##### Material for this exercise

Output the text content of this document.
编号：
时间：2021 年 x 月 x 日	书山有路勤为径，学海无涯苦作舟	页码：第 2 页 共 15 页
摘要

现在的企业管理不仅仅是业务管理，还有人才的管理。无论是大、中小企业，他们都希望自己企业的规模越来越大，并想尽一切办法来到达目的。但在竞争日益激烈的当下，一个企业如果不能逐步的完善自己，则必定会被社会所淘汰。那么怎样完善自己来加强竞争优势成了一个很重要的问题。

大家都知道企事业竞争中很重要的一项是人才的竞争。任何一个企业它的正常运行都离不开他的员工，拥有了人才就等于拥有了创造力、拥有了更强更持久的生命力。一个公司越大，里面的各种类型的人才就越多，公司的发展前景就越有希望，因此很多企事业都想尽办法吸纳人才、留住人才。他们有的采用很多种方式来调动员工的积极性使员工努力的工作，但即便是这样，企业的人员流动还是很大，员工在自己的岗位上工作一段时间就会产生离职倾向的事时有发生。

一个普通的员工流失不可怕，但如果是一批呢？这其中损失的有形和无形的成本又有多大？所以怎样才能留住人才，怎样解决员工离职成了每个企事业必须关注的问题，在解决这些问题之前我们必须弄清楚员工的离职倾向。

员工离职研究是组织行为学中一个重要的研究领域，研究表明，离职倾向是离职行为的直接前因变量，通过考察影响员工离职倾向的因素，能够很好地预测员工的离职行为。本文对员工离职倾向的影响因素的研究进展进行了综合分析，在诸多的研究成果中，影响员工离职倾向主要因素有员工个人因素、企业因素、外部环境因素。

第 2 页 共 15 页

##########

Given task >> Your task is to repeat each line of the material exactly.

Answer to this task >>
Output the text content of this document.
编号：
时间：2021 年 x 月 x 日	书山有路勤为径，学海无涯苦作舟	页码：第 2 页 共 15 页
摘要

现在的企业管理不仅仅是业务管理，还有人才的管理。无论是大、中小企业，他们都希望自己企业的规模越来越大，并想尽一切办法来到达目的。但在竞争日益激烈的当下，一个企业如果不能逐步的完善自己，则必定会被社会所淘汰。那么怎样完善自己来加强竞争优势成了一个很重要的问题。

大家都知道企事业竞争中很重要的一项是人才的竞争。任何一个企业它的正常运行都离不开他的员工，拥有了人才就等于拥有了创造力、拥有了更强更持久的生命力。一个公司越大，里面的各种类型的人才就越多，公司的发展前景就越有希望，因此很多企事业都想尽办法吸纳人才、留住人才。他们有的采用很多种方式来调动员工的积极性使员工努力的工作，但即便是这样，企业的人员流动还是很大，员工在自己的岗位上工作一段时间就会产生离职倾向的事时有发生。

一个普通的员工流失不可怕，但如果是一批呢？这其中损失的有形和无形的成本又有多大？所以怎样才能留住人才，怎样解决员工离职成了每个企事业必须关注的问题，在解决这些问题之前我们必须弄清楚员工的离职倾向。

员工离职研究是组织行为学中一个重要的研究领域，研究表明，离职倾向是离职行为的直接前因变量，通过考察影响员工离职倾向的因素，能够很好地预测员工的离职行为。本文对员工离职倾向的影响因素的研究进展进行了综合分析，在诸多的研究成果中，影响员工离职倾向主要因素有员工个人因素、企业因素、外部环境因素。

第 2 页 共 15 页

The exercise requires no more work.